"""

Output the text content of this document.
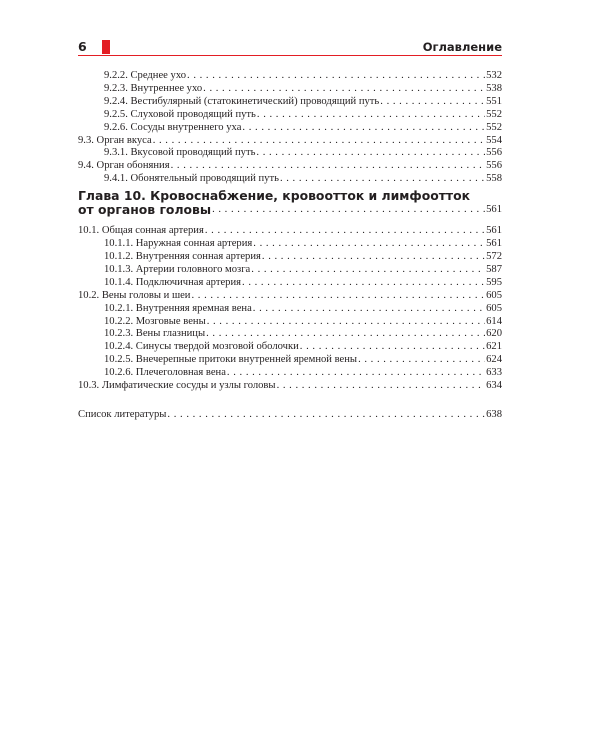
6	Оглавление
9.2.2. Среднее ухо . . .	532
9.2.3. Внутреннее ухо . . .	538
9.2.4. Вестибулярный (статокинетический) проводящий путь . . .	551
9.2.5. Слуховой проводящий путь . . .	552
9.2.6. Сосуды внутреннего уха . . .	552
9.3. Орган вкуса . . .	554
9.3.1. Вкусовой проводящий путь . . .	556
9.4. Орган обоняния . . .	556
9.4.1. Обонятельный проводящий путь . . .	558
Глава 10. Кровоснабжение, кровоотток и лимфоотток
от органов головы . . .	561
10.1. Общая сонная артерия . . .	561
10.1.1. Наружная сонная артерия . . .	561
10.1.2. Внутренняя сонная артерия . . .	572
10.1.3. Артерии головного мозга . . .	587
10.1.4. Подключичная артерия . . .	595
10.2. Вены головы и шеи . . .	605
10.2.1. Внутренняя яремная вена . . .	605
10.2.2. Мозговые вены . . .	614
10.2.3. Вены глазницы . . .	620
10.2.4. Синусы твердой мозговой оболочки . . .	621
10.2.5. Внечерепные притоки внутренней яремной вены . . .	624
10.2.6. Плечеголовная вена . . .	633
10.3. Лимфатические сосуды и узлы головы . . .	634
Список литературы . . .	638
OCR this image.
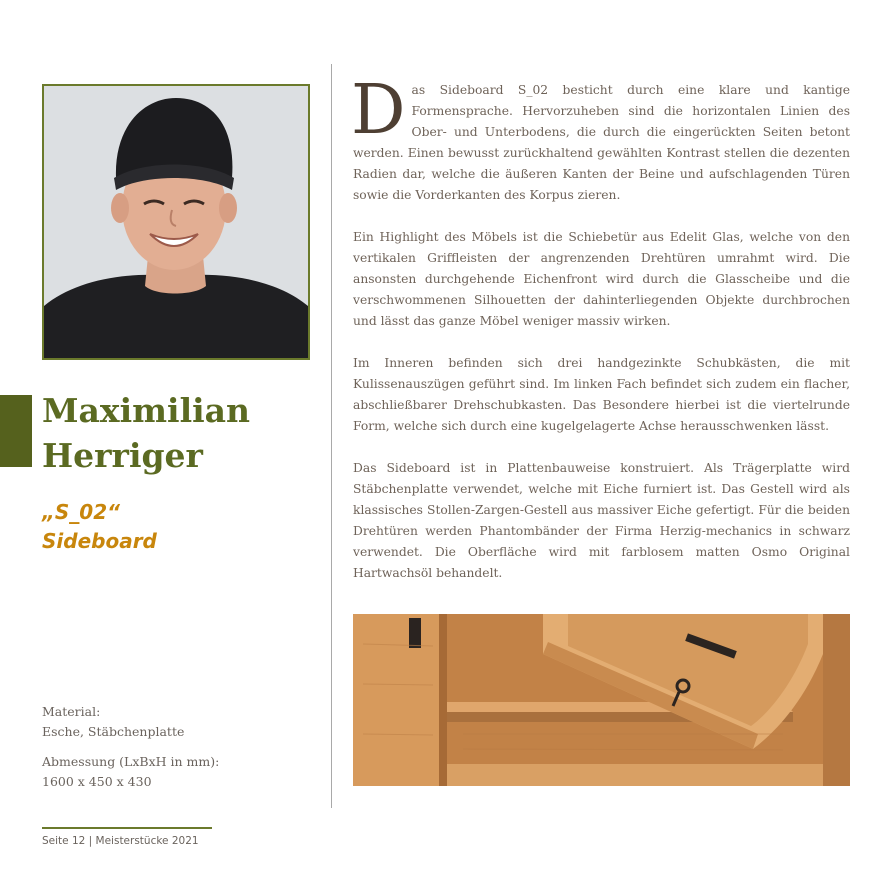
Maximilian
Herriger
„S_02“
Sideboard
Material:
Esche, Stäbchenplatte
Abmessung (LxBxH in mm):
1600 x 450 x 430
Seite 12 | Meisterstücke 2021

Das Sideboard S_02 besticht durch eine klare und kantige Formensprache. Hervorzuheben sind die horizontalen Linien des Ober- und Unterbodens, die durch die eingerückten Seiten betont werden. Einen bewusst zurückhaltend gewählten Kontrast stellen die dezenten Radien dar, welche die äußeren Kanten der Beine und aufschlagenden Türen sowie die Vorderkanten des Korpus zieren.

Ein Highlight des Möbels ist die Schiebetür aus Edelit Glas, welche von den vertikalen Griffleisten der angrenzenden Drehtüren umrahmt wird. Die ansonsten durchgehende Eichenfront wird durch die Glasscheibe und die verschwommenen Silhouetten der dahinterliegenden Objekte durchbrochen und lässt das ganze Möbel weniger massiv wirken.

Im Inneren befinden sich drei handgezinkte Schubkästen, die mit Kulissenauszügen geführt sind. Im linken Fach befindet sich zudem ein flacher, abschließbarer Drehschubkasten. Das Besondere hierbei ist die viertelrunde Form, welche sich durch eine kugelgelagerte Achse herausschwenken lässt.

Das Sideboard ist in Plattenbauweise konstruiert. Als Trägerplatte wird Stäbchenplatte verwendet, welche mit Eiche furniert ist. Das Gestell wird als klassisches Stollen-Zargen-Gestell aus massiver Eiche gefertigt. Für die beiden Drehtüren werden Phantombänder der Firma Herzig-mechanics in schwarz verwendet. Die Oberfläche wird mit farblosem matten Osmo Original Hartwachsöl behandelt.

"""

_REQUIRED TASK_
Repeat all of the entries word for word, but omit the pictures.

_EXERCISE ANSWER_
Output the text content of this document.
6	Оглавление
9.2.2. Среднее ухо . . .	532
9.2.3. Внутреннее ухо . . .	538
9.2.4. Вестибулярный (статокинетический) проводящий путь . . .	551
9.2.5. Слуховой проводящий путь . . .	552
9.2.6. Сосуды внутреннего уха . . .	552
9.3. Орган вкуса . . .	554
9.3.1. Вкусовой проводящий путь . . .	556
9.4. Орган обоняния . . .	556
9.4.1. Обонятельный проводящий путь . . .	558
Глава 10. Кровоснабжение, кровоотток и лимфоотток
от органов головы . . .	561
10.1. Общая сонная артерия . . .	561
10.1.1. Наружная сонная артерия . . .	561
10.1.2. Внутренняя сонная артерия . . .	572
10.1.3. Артерии головного мозга . . .	587
10.1.4. Подключичная артерия . . .	595
10.2. Вены головы и шеи . . .	605
10.2.1. Внутренняя яремная вена . . .	605
10.2.2. Мозговые вены . . .	614
10.2.3. Вены глазницы . . .	620
10.2.4. Синусы твердой мозговой оболочки . . .	621
10.2.5. Внечерепные притоки внутренней яремной вены . . .	624
10.2.6. Плечеголовная вена . . .	633
10.3. Лимфатические сосуды и узлы головы . . .	634
Список литературы . . .	638
OCR this image.
Maximilian
Herriger
„S_02“
Sideboard
Material:
Esche, Stäbchenplatte
Abmessung (LxBxH in mm):
1600 x 450 x 430
Seite 12 | Meisterstücke 2021

Das Sideboard S_02 besticht durch eine klare und kantige Formensprache. Hervorzuheben sind die horizontalen Linien des Ober- und Unterbodens, die durch die eingerückten Seiten betont werden. Einen bewusst zurückhaltend gewählten Kontrast stellen die dezenten Radien dar, welche die äußeren Kanten der Beine und aufschlagenden Türen sowie die Vorderkanten des Korpus zieren.

Ein Highlight des Möbels ist die Schiebetür aus Edelit Glas, welche von den vertikalen Griffleisten der angrenzenden Drehtüren umrahmt wird. Die ansonsten durchgehende Eichenfront wird durch die Glasscheibe und die verschwommenen Silhouetten der dahinterliegenden Objekte durchbrochen und lässt das ganze Möbel weniger massiv wirken.

Im Inneren befinden sich drei handgezinkte Schubkästen, die mit Kulissenauszügen geführt sind. Im linken Fach befindet sich zudem ein flacher, abschließbarer Drehschubkasten. Das Besondere hierbei ist die viertelrunde Form, welche sich durch eine kugelgelagerte Achse herausschwenken lässt.

Das Sideboard ist in Plattenbauweise konstruiert. Als Trägerplatte wird Stäbchenplatte verwendet, welche mit Eiche furniert ist. Das Gestell wird als klassisches Stollen-Zargen-Gestell aus massiver Eiche gefertigt. Für die beiden Drehtüren werden Phantombänder der Firma Herzig-mechanics in schwarz verwendet. Die Oberfläche wird mit farblosem matten Osmo Original Hartwachsöl behandelt.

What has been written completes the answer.